**Texte présenté**:
━━━━━━━━━━━━━━━━

Nous avons reproduit, dans notre numéro spécial consacré à Ernest Mandel, une citation qui en a intrigué plus d’un(e). « Essayez de commencer à changer le monde », disait notre camarade. Cette citation est la conclusion de l’intervention d’Ernest lors d’un débat avec le courant ultra-minoritaire et sectaire appelé Spartacist League. Dans ce débat, Ernest Mandel défendit avec vigueur la tradition du courant marxiste-révolutionnaire, contre tout sectarisme et propagandisme.
En même temps, il profita de l’occasion pour ouvrir le débat sur la nécessité de confronter le patrimoine marxiste-révolutionnaire aux défis d’aujourd’hui. Particulièrement intéressants à cet égard sont ses développements sur l’actualisation du Programme de Transition.
C’est en 1938 que Léon Trotsky écrivit le Programme de Transition, un des documents de base de notre mouvement. La préoccupation de Trotsky était, en partant des revendications immédiates de la classe ouvrière, de jeter un pont vers la lutte pour une autre société, socialiste. Cette stratégie des revendications transitoires marquait un pas en avant qualitatif par rapport à la traditionnelle distinction entre programme maximum et programme minimum, par les social-démocrates et les staliniens. Le programme de transition de Trotsky était taillé sur mesure pour les caractéristiques de la société à son époque. Il reste extrêmement actuel et moderne.
Néanmoins, le mouvement ouvrier organisé - en particulier sa composante marxiste-révolutionnaire- est confronté à de nouveaux défis, de nouvelles aspirations et ce dans une conjoncture qui est parfois radicalement différente : le rétablissement du capitalisme dans les Etats ouvriers bureaucratisés, le recours à l’énergie nucléaire, les armes atomiques,... De plus, nécessité se fait sentir d’adapter les revendications pour répondre à la modification de l’organisation du travail et à l’offensive mondiale du Capital, depuis la première récession économique (flexibilité, délocalisations, place des femmes sur le marché du travail...).
Dans le passage que nous reproduisons ci-contre, Ernest Mandel fait une tentative pour actualiser le Programme de Transition en le complétant, en y ajoutant des revendications complémentaires.
Nous voudrions proposer les revendications de transition ci-après pour compléter - et non remplacer- les revendications du Programme de Transition de 1938 :
- Réduction de la semaine de travail à 30 heures (ou 28 heures : quatre journées de 7 heures) sans diminution du salaire hebdomadaire, dans tous les pays industrialisés ou semi-industrialisés. Interdiction générale des heures supplémentaires. Embauche obligatoire pour garantir que ces mesures éliminent le chômage dans ces pays. Contrôle ouvrier dans les usines pour garantir la pleine application de ces mesures.

━━━━━━━━━━━━━━━━

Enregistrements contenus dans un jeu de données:

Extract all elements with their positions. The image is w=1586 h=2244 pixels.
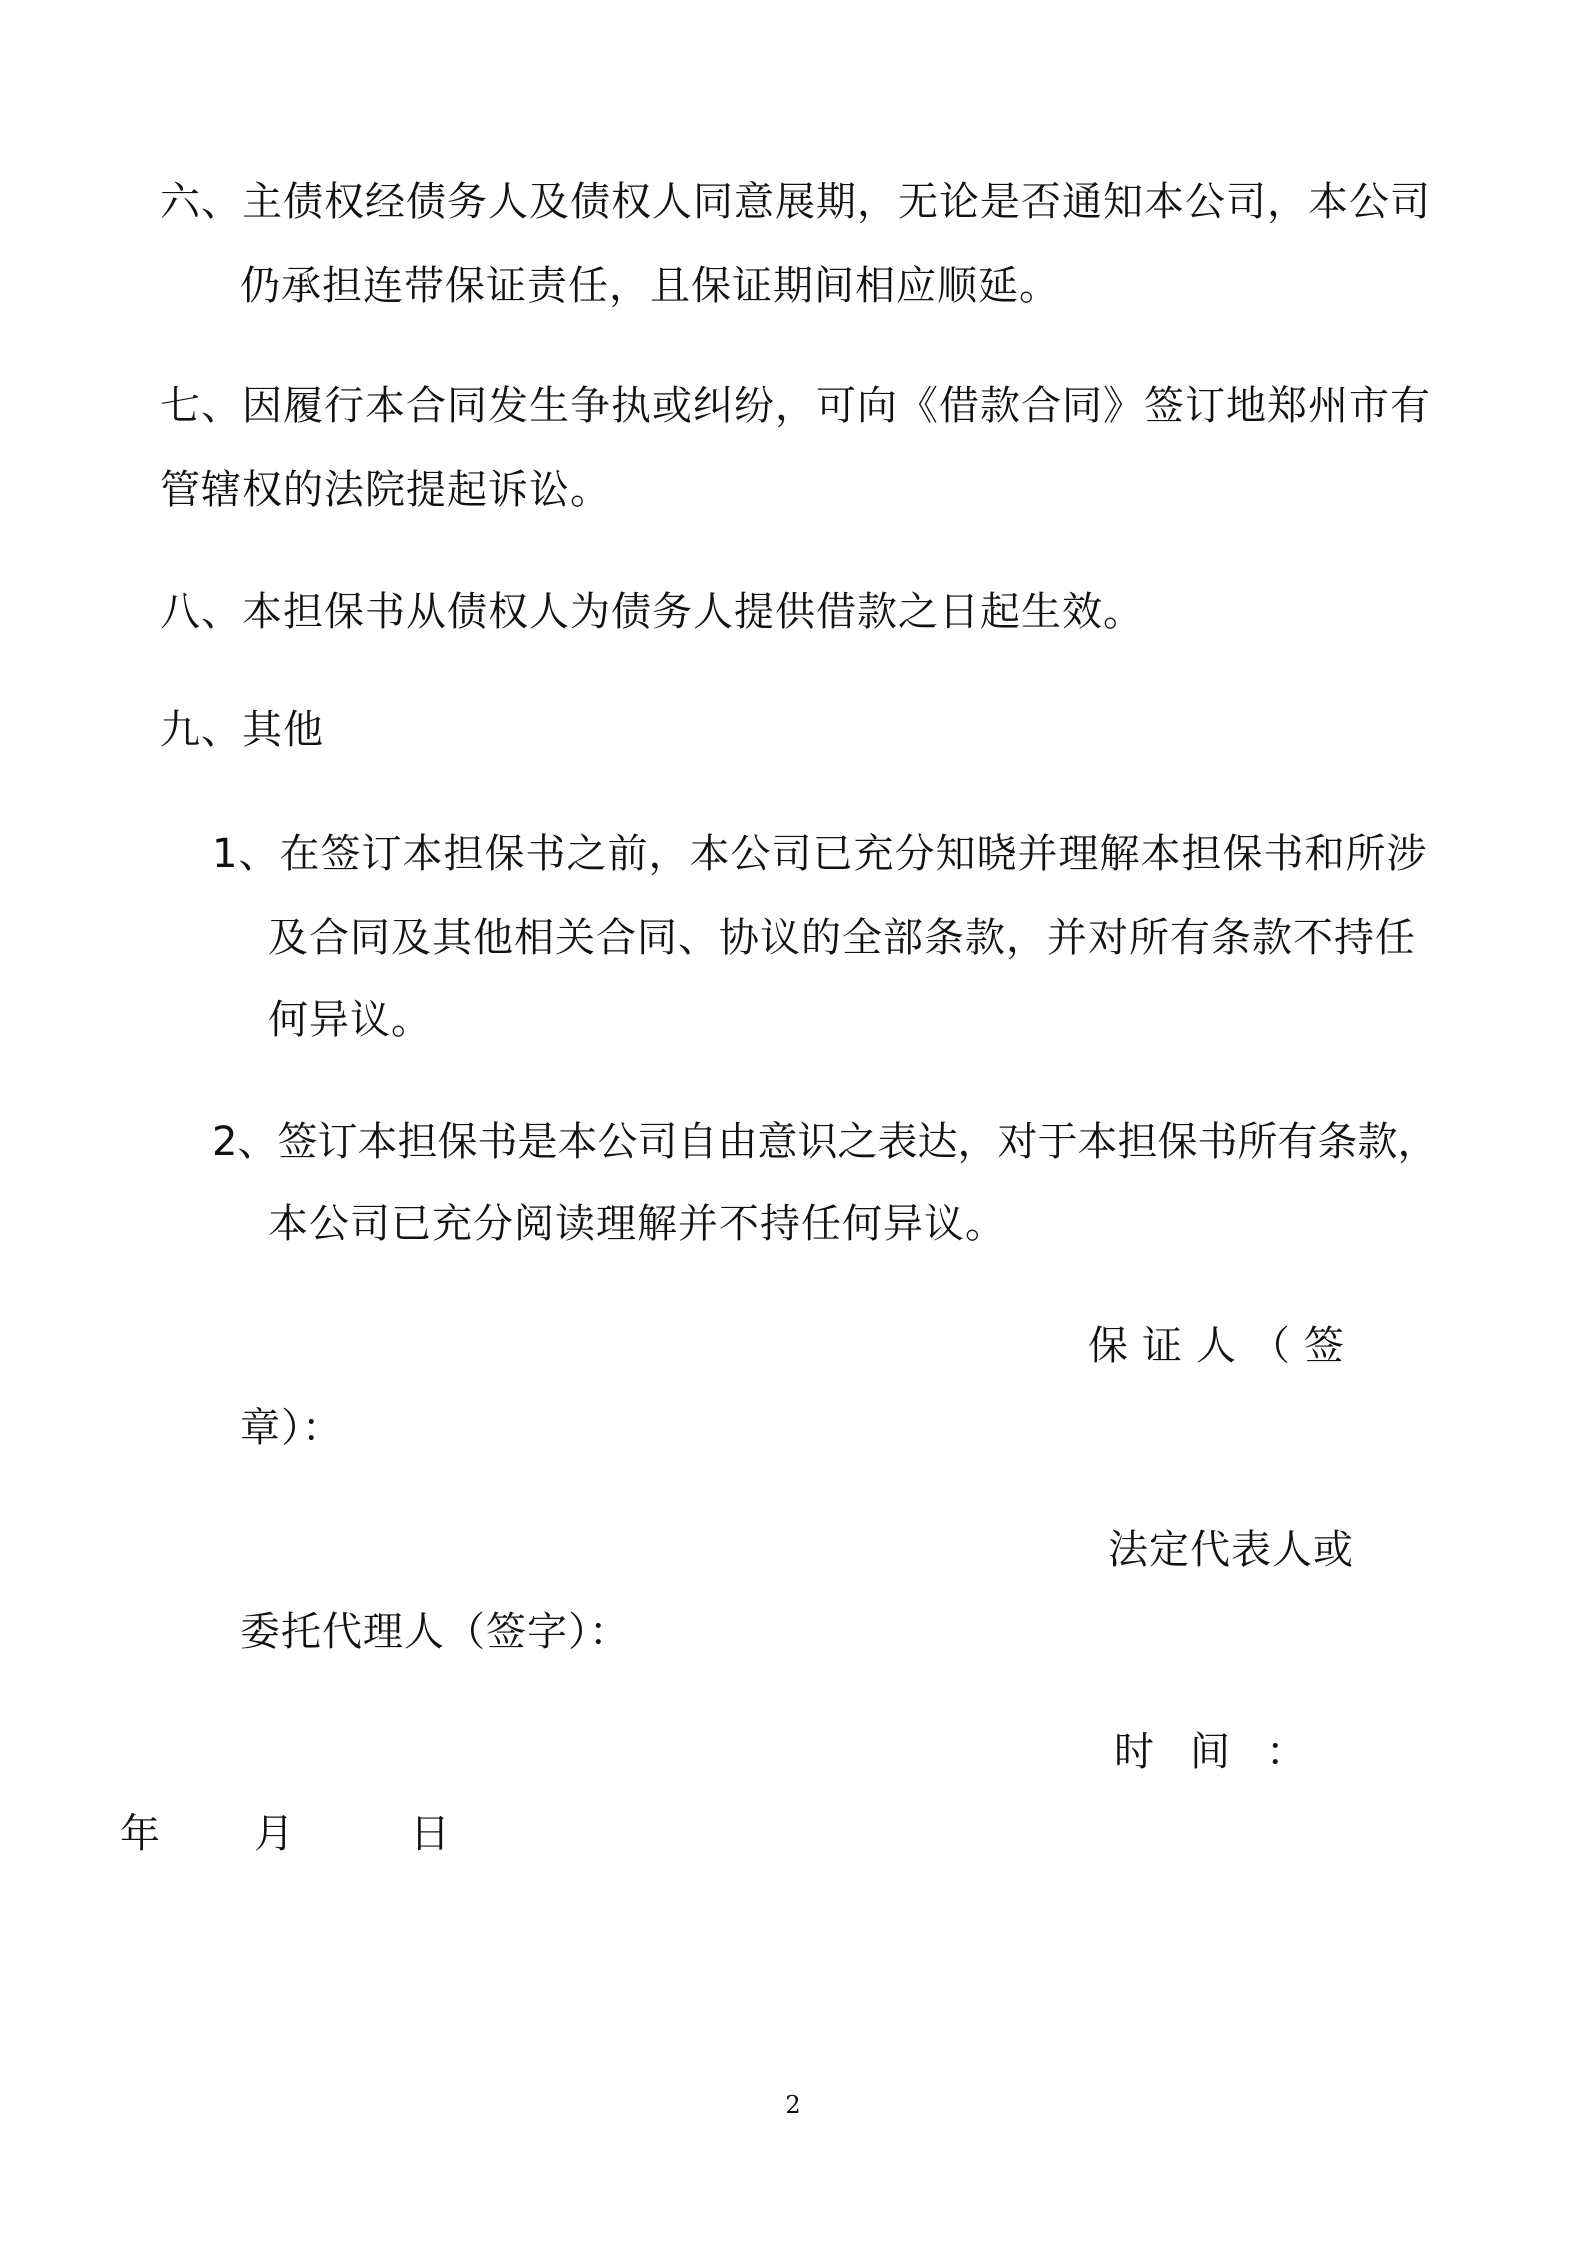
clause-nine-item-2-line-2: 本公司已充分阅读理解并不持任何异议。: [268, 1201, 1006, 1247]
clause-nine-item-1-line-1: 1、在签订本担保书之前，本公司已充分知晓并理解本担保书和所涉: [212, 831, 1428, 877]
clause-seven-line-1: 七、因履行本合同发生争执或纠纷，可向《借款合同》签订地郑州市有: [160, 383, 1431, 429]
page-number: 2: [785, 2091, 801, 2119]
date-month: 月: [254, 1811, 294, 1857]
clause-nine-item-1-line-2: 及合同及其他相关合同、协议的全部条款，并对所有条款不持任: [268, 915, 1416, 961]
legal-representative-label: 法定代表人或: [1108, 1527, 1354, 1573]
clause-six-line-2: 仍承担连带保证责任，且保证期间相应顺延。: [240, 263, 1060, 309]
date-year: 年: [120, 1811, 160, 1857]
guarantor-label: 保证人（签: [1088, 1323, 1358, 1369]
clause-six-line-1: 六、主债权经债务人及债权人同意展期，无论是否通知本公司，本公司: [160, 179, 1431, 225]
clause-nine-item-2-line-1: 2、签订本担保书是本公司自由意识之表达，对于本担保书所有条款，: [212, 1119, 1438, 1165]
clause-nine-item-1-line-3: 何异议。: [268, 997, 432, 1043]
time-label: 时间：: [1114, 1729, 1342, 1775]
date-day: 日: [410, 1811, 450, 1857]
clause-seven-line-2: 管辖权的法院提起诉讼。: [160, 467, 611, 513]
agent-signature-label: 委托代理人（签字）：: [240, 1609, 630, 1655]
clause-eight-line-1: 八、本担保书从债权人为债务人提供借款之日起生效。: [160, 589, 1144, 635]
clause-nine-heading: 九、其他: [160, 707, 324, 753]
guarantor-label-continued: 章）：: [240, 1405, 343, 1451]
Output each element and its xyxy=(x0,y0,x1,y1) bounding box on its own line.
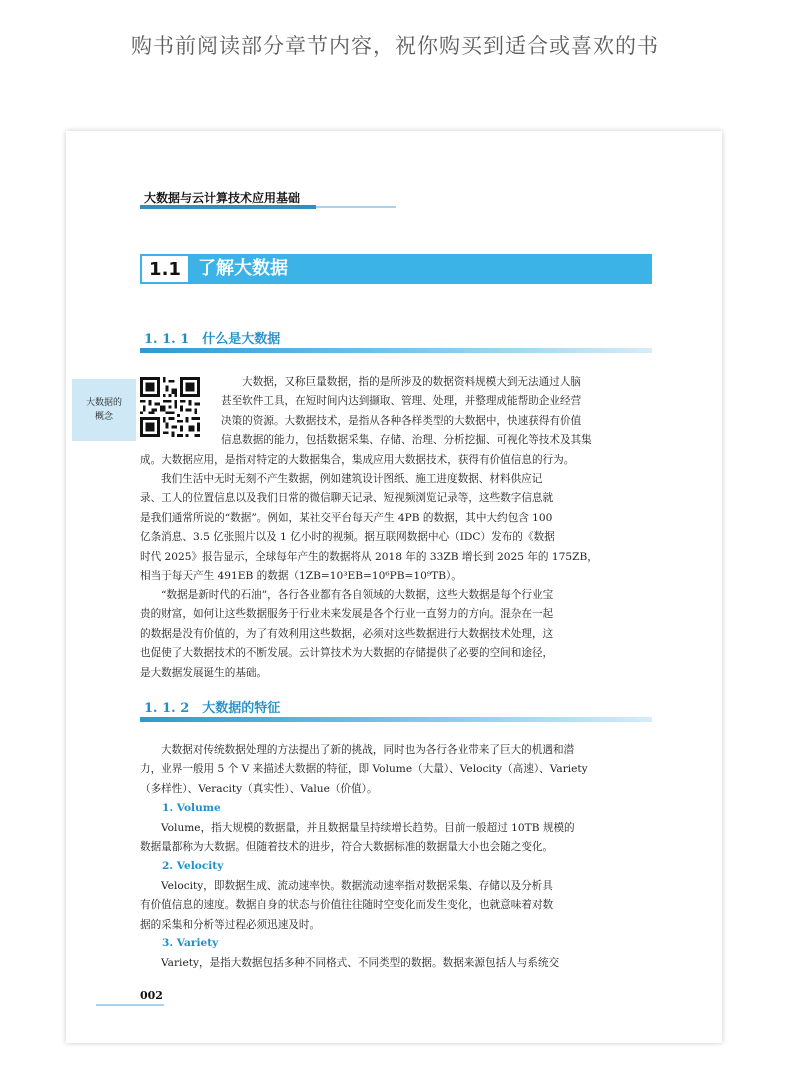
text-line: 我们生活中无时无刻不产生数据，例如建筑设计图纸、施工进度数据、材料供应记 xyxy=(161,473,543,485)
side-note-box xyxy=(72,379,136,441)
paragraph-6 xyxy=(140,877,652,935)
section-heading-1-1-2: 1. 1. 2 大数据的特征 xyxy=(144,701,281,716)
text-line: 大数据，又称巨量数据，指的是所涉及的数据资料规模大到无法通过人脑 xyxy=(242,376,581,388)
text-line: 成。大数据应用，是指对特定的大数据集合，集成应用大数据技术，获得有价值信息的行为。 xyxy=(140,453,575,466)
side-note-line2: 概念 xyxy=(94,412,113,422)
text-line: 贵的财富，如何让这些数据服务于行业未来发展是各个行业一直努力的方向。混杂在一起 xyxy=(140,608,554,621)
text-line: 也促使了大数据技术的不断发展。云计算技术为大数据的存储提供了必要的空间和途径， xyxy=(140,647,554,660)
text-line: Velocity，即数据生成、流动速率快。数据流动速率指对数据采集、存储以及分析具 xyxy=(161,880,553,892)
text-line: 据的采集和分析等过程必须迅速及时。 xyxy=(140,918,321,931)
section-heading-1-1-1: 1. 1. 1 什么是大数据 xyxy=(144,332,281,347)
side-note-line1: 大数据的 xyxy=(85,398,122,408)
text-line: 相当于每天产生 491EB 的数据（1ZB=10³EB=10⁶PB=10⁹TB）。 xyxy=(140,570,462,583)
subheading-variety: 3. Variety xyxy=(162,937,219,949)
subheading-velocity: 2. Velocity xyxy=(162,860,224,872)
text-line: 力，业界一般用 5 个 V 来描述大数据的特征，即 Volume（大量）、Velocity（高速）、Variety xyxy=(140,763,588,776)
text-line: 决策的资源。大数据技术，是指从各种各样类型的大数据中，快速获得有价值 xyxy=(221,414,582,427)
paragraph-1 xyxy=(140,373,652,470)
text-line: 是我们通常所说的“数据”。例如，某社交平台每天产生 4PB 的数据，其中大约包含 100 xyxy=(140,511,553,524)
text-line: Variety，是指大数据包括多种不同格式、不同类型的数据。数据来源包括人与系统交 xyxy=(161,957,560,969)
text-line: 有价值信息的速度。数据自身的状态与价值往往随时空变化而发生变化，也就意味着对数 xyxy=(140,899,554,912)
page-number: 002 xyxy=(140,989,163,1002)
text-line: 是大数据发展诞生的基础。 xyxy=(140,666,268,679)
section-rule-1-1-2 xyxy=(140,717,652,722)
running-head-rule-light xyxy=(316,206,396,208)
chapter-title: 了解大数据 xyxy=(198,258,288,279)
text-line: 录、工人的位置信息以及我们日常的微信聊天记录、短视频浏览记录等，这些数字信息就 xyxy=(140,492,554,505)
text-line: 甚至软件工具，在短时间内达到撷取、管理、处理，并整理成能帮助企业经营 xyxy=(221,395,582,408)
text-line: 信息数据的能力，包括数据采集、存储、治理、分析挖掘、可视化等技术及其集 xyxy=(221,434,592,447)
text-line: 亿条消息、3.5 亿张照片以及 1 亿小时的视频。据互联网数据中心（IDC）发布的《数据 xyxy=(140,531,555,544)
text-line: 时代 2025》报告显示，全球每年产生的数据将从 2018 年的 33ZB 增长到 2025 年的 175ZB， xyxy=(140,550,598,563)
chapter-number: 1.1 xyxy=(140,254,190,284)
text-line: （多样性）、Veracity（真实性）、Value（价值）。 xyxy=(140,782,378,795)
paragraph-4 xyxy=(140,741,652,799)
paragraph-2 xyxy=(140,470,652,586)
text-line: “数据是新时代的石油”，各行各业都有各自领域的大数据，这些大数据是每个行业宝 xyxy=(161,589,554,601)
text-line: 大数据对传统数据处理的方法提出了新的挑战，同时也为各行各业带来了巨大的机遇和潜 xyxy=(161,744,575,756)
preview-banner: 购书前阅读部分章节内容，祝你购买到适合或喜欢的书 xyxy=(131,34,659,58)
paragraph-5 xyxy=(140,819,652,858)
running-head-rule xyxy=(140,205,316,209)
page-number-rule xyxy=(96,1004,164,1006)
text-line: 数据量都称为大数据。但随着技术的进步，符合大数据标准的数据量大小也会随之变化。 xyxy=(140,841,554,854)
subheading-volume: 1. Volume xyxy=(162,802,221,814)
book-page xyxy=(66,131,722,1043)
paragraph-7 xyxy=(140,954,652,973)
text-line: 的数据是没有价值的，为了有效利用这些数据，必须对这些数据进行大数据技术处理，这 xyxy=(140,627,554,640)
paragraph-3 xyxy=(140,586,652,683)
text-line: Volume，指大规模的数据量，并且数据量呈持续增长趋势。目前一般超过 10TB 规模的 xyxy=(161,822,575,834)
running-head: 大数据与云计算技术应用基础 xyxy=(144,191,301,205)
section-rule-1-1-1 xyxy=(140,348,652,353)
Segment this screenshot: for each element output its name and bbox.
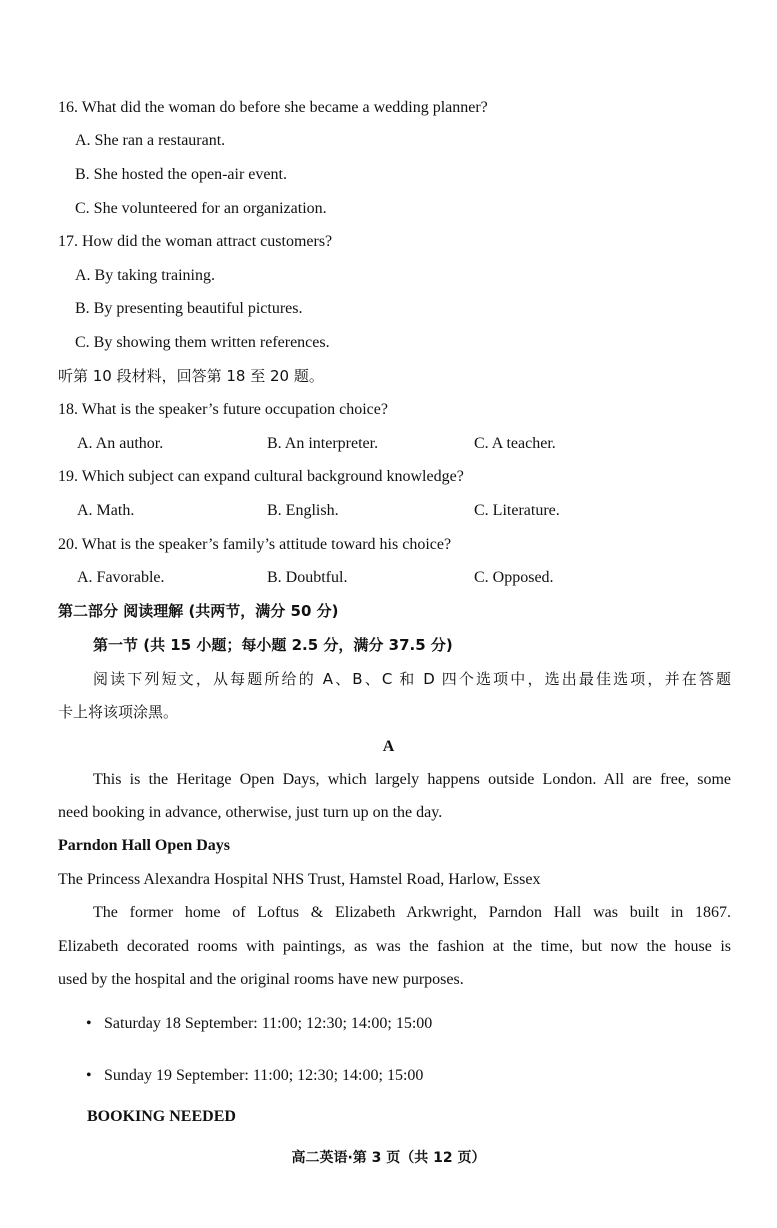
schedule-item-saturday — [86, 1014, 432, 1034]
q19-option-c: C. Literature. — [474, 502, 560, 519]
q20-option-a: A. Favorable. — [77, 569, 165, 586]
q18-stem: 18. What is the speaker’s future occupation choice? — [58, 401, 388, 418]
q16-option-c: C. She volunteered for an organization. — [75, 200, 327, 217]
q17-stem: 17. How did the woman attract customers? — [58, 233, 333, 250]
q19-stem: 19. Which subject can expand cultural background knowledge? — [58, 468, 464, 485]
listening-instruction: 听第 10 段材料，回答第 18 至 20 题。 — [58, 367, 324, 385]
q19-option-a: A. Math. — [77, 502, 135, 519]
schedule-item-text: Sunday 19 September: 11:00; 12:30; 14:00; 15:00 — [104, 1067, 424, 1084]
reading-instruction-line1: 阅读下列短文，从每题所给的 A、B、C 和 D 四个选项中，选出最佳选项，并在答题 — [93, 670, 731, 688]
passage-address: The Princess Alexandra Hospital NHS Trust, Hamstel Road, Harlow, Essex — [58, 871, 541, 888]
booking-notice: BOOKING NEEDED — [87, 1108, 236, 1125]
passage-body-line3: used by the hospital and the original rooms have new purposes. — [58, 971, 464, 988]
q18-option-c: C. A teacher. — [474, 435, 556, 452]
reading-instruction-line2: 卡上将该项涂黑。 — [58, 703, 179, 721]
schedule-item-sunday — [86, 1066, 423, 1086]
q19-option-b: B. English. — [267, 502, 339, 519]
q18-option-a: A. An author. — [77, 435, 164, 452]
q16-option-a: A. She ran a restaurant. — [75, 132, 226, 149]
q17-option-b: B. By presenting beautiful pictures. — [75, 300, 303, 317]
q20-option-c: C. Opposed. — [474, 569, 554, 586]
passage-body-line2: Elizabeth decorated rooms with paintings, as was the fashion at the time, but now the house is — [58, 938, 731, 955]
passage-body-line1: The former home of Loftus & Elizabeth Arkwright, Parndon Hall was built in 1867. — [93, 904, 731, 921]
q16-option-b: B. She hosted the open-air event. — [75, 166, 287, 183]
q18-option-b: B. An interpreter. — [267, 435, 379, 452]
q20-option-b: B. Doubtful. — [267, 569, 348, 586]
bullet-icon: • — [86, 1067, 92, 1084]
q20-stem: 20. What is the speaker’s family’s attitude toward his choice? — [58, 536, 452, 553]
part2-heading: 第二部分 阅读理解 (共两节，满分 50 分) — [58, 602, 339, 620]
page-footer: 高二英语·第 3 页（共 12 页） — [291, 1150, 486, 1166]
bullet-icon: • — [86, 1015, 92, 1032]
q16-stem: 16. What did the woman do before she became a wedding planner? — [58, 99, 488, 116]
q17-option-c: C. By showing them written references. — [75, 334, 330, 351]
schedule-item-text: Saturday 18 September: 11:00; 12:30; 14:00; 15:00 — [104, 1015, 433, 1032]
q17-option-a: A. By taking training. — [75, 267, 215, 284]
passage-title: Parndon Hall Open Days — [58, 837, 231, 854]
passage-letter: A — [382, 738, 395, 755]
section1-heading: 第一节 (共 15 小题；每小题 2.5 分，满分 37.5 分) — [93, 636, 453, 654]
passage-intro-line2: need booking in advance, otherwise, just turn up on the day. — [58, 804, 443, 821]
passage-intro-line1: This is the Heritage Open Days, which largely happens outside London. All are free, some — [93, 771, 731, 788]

━━━━━━━━━━━━━━━━

**Problème posé**: Indiquez l'année où, d'après le texte sur Ernest Mandel, Léon Trotsky écrivit le Programme de Transition.

**Résultat attendu**: En 1938.